======== Given entries
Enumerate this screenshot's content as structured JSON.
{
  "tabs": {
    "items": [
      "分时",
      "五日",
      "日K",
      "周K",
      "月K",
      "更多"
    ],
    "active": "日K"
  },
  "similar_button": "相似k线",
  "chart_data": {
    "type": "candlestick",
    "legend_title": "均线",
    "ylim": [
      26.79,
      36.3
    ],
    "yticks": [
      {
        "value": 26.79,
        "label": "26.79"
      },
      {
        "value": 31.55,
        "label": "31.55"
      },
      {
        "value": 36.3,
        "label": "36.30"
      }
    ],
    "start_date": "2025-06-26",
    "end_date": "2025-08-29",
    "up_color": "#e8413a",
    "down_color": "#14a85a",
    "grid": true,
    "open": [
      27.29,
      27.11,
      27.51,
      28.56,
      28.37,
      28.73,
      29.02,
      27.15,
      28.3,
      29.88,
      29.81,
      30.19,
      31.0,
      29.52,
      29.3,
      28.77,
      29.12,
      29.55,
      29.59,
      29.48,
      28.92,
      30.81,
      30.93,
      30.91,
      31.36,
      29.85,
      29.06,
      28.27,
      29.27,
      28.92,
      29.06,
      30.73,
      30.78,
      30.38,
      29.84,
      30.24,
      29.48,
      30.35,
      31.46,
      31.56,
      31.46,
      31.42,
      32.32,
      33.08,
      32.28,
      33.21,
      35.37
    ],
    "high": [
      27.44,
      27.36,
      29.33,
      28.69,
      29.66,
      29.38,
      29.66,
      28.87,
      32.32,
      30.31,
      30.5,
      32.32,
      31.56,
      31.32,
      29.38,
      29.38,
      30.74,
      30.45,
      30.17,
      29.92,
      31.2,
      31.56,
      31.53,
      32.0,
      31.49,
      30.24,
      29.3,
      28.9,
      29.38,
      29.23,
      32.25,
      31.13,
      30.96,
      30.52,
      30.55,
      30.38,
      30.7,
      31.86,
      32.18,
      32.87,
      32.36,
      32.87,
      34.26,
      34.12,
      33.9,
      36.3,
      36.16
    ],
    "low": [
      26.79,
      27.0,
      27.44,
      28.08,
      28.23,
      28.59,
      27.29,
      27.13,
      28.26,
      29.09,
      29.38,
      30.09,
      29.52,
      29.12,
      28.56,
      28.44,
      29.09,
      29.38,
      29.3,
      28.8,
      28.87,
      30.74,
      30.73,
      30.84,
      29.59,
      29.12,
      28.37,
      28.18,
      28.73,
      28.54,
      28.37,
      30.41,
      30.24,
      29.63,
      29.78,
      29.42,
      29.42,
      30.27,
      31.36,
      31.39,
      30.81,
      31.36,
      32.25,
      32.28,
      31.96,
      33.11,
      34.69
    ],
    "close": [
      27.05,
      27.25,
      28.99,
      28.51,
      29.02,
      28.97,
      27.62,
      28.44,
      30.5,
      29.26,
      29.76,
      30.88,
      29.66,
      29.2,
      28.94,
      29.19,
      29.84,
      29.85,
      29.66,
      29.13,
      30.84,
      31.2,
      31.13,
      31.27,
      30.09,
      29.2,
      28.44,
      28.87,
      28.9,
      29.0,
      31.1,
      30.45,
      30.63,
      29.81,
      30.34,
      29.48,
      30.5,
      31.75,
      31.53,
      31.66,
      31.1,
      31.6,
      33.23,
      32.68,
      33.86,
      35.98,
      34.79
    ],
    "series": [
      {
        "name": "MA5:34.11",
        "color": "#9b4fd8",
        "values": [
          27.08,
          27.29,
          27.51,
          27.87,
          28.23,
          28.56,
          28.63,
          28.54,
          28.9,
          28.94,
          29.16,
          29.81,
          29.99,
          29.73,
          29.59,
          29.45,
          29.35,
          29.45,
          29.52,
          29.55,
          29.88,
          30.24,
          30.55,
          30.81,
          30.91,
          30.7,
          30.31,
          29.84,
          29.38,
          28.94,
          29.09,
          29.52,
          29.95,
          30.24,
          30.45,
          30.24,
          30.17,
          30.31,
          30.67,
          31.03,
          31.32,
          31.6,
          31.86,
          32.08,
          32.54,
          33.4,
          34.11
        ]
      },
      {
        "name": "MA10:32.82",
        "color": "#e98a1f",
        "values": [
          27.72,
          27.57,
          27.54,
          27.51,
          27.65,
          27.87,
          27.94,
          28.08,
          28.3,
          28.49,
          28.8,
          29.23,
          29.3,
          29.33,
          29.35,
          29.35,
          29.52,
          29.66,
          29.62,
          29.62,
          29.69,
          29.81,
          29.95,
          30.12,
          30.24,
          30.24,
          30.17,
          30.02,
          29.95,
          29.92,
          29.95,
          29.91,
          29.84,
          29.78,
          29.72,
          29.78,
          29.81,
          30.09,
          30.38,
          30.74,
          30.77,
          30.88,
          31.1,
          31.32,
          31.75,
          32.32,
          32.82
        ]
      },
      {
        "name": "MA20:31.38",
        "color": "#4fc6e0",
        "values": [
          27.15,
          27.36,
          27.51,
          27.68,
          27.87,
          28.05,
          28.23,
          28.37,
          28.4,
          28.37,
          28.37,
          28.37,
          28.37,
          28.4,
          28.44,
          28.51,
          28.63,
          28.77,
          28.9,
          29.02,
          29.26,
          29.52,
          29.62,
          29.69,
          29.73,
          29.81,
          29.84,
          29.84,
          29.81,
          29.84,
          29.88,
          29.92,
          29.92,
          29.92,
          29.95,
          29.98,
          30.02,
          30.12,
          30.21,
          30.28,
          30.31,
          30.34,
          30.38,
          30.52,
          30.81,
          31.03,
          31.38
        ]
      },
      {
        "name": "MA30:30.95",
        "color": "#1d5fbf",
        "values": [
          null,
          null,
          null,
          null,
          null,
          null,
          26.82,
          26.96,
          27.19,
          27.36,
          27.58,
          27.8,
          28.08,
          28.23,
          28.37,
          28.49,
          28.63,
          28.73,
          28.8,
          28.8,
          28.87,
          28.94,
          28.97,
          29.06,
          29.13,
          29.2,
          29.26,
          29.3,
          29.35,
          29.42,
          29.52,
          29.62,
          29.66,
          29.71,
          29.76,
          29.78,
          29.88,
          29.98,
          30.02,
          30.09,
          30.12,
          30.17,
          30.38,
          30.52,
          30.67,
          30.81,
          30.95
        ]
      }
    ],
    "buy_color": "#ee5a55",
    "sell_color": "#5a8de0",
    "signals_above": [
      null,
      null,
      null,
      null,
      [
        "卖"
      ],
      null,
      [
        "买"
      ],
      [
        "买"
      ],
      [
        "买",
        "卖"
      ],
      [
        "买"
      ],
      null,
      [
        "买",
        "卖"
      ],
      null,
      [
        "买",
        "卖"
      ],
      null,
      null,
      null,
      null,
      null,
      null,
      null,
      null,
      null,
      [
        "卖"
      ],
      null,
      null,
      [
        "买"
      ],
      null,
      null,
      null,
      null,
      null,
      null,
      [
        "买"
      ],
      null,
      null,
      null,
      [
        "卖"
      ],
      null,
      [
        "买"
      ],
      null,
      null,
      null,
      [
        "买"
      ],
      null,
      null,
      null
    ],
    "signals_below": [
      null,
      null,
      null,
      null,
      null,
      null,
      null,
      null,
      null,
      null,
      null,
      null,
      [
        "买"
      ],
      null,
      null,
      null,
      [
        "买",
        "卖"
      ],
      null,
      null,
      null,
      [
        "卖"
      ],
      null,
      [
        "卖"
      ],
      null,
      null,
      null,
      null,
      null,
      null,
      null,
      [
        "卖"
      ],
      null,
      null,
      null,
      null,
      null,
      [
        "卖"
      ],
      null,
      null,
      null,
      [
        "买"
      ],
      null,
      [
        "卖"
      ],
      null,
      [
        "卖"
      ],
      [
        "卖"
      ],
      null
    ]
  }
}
================
**Aim:**
Take the listing above and set it down exactly.

**Answer in full:**
Enumerate this screenshot's content as structured JSON.
{
  "tabs": {
    "items": [
      "分时",
      "五日",
      "日K",
      "周K",
      "月K",
      "更多"
    ],
    "active": "日K"
  },
  "similar_button": "相似k线",
  "chart_data": {
    "type": "candlestick",
    "legend_title": "均线",
    "ylim": [
      26.79,
      36.3
    ],
    "yticks": [
      {
        "value": 26.79,
        "label": "26.79"
      },
      {
        "value": 31.55,
        "label": "31.55"
      },
      {
        "value": 36.3,
        "label": "36.30"
      }
    ],
    "start_date": "2025-06-26",
    "end_date": "2025-08-29",
    "up_color": "#e8413a",
    "down_color": "#14a85a",
    "grid": true,
    "open": [
      27.29,
      27.11,
      27.51,
      28.56,
      28.37,
      28.73,
      29.02,
      27.15,
      28.3,
      29.88,
      29.81,
      30.19,
      31.0,
      29.52,
      29.3,
      28.77,
      29.12,
      29.55,
      29.59,
      29.48,
      28.92,
      30.81,
      30.93,
      30.91,
      31.36,
      29.85,
      29.06,
      28.27,
      29.27,
      28.92,
      29.06,
      30.73,
      30.78,
      30.38,
      29.84,
      30.24,
      29.48,
      30.35,
      31.46,
      31.56,
      31.46,
      31.42,
      32.32,
      33.08,
      32.28,
      33.21,
      35.37
    ],
    "high": [
      27.44,
      27.36,
      29.33,
      28.69,
      29.66,
      29.38,
      29.66,
      28.87,
      32.32,
      30.31,
      30.5,
      32.32,
      31.56,
      31.32,
      29.38,
      29.38,
      30.74,
      30.45,
      30.17,
      29.92,
      31.2,
      31.56,
      31.53,
      32.0,
      31.49,
      30.24,
      29.3,
      28.9,
      29.38,
      29.23,
      32.25,
      31.13,
      30.96,
      30.52,
      30.55,
      30.38,
      30.7,
      31.86,
      32.18,
      32.87,
      32.36,
      32.87,
      34.26,
      34.12,
      33.9,
      36.3,
      36.16
    ],
    "low": [
      26.79,
      27.0,
      27.44,
      28.08,
      28.23,
      28.59,
      27.29,
      27.13,
      28.26,
      29.09,
      29.38,
      30.09,
      29.52,
      29.12,
      28.56,
      28.44,
      29.09,
      29.38,
      29.3,
      28.8,
      28.87,
      30.74,
      30.73,
      30.84,
      29.59,
      29.12,
      28.37,
      28.18,
      28.73,
      28.54,
      28.37,
      30.41,
      30.24,
      29.63,
      29.78,
      29.42,
      29.42,
      30.27,
      31.36,
      31.39,
      30.81,
      31.36,
      32.25,
      32.28,
      31.96,
      33.11,
      34.69
    ],
    "close": [
      27.05,
      27.25,
      28.99,
      28.51,
      29.02,
      28.97,
      27.62,
      28.44,
      30.5,
      29.26,
      29.76,
      30.88,
      29.66,
      29.2,
      28.94,
      29.19,
      29.84,
      29.85,
      29.66,
      29.13,
      30.84,
      31.2,
      31.13,
      31.27,
      30.09,
      29.2,
      28.44,
      28.87,
      28.9,
      29.0,
      31.1,
      30.45,
      30.63,
      29.81,
      30.34,
      29.48,
      30.5,
      31.75,
      31.53,
      31.66,
      31.1,
      31.6,
      33.23,
      32.68,
      33.86,
      35.98,
      34.79
    ],
    "series": [
      {
        "name": "MA5:34.11",
        "color": "#9b4fd8",
        "values": [
          27.08,
          27.29,
          27.51,
          27.87,
          28.23,
          28.56,
          28.63,
          28.54,
          28.9,
          28.94,
          29.16,
          29.81,
          29.99,
          29.73,
          29.59,
          29.45,
          29.35,
          29.45,
          29.52,
          29.55,
          29.88,
          30.24,
          30.55,
          30.81,
          30.91,
          30.7,
          30.31,
          29.84,
          29.38,
          28.94,
          29.09,
          29.52,
          29.95,
          30.24,
          30.45,
          30.24,
          30.17,
          30.31,
          30.67,
          31.03,
          31.32,
          31.6,
          31.86,
          32.08,
          32.54,
          33.4,
          34.11
        ]
      },
      {
        "name": "MA10:32.82",
        "color": "#e98a1f",
        "values": [
          27.72,
          27.57,
          27.54,
          27.51,
          27.65,
          27.87,
          27.94,
          28.08,
          28.3,
          28.49,
          28.8,
          29.23,
          29.3,
          29.33,
          29.35,
          29.35,
          29.52,
          29.66,
          29.62,
          29.62,
          29.69,
          29.81,
          29.95,
          30.12,
          30.24,
          30.24,
          30.17,
          30.02,
          29.95,
          29.92,
          29.95,
          29.91,
          29.84,
          29.78,
          29.72,
          29.78,
          29.81,
          30.09,
          30.38,
          30.74,
          30.77,
          30.88,
          31.1,
          31.32,
          31.75,
          32.32,
          32.82
        ]
      },
      {
        "name": "MA20:31.38",
        "color": "#4fc6e0",
        "values": [
          27.15,
          27.36,
          27.51,
          27.68,
          27.87,
          28.05,
          28.23,
          28.37,
          28.4,
          28.37,
          28.37,
          28.37,
          28.37,
          28.4,
          28.44,
          28.51,
          28.63,
          28.77,
          28.9,
          29.02,
          29.26,
          29.52,
          29.62,
          29.69,
          29.73,
          29.81,
          29.84,
          29.84,
          29.81,
          29.84,
          29.88,
          29.92,
          29.92,
          29.92,
          29.95,
          29.98,
          30.02,
          30.12,
          30.21,
          30.28,
          30.31,
          30.34,
          30.38,
          30.52,
          30.81,
          31.03,
          31.38
        ]
      },
      {
        "name": "MA30:30.95",
        "color": "#1d5fbf",
        "values": [
          null,
          null,
          null,
          null,
          null,
          null,
          26.82,
          26.96,
          27.19,
          27.36,
          27.58,
          27.8,
          28.08,
          28.23,
          28.37,
          28.49,
          28.63,
          28.73,
          28.8,
          28.8,
          28.87,
          28.94,
          28.97,
          29.06,
          29.13,
          29.2,
          29.26,
          29.3,
          29.35,
          29.42,
          29.52,
          29.62,
          29.66,
          29.71,
          29.76,
          29.78,
          29.88,
          29.98,
          30.02,
          30.09,
          30.12,
          30.17,
          30.38,
          30.52,
          30.67,
          30.81,
          30.95
        ]
      }
    ],
    "buy_color": "#ee5a55",
    "sell_color": "#5a8de0",
    "signals_above": [
      null,
      null,
      null,
      null,
      [
        "卖"
      ],
      null,
      [
        "买"
      ],
      [
        "买"
      ],
      [
        "买",
        "卖"
      ],
      [
        "买"
      ],
      null,
      [
        "买",
        "卖"
      ],
      null,
      [
        "买",
        "卖"
      ],
      null,
      null,
      null,
      null,
      null,
      null,
      null,
      null,
      null,
      [
        "卖"
      ],
      null,
      null,
      [
        "买"
      ],
      null,
      null,
      null,
      null,
      null,
      null,
      [
        "买"
      ],
      null,
      null,
      null,
      [
        "卖"
      ],
      null,
      [
        "买"
      ],
      null,
      null,
      null,
      [
        "买"
      ],
      null,
      null,
      null
    ],
    "signals_below": [
      null,
      null,
      null,
      null,
      null,
      null,
      null,
      null,
      null,
      null,
      null,
      null,
      [
        "买"
      ],
      null,
      null,
      null,
      [
        "买",
        "卖"
      ],
      null,
      null,
      null,
      [
        "卖"
      ],
      null,
      [
        "卖"
      ],
      null,
      null,
      null,
      null,
      null,
      null,
      null,
      [
        "卖"
      ],
      null,
      null,
      null,
      null,
      null,
      [
        "卖"
      ],
      null,
      null,
      null,
      [
        "买"
      ],
      null,
      [
        "卖"
      ],
      null,
      [
        "卖"
      ],
      [
        "卖"
      ],
      null
    ]
  }
}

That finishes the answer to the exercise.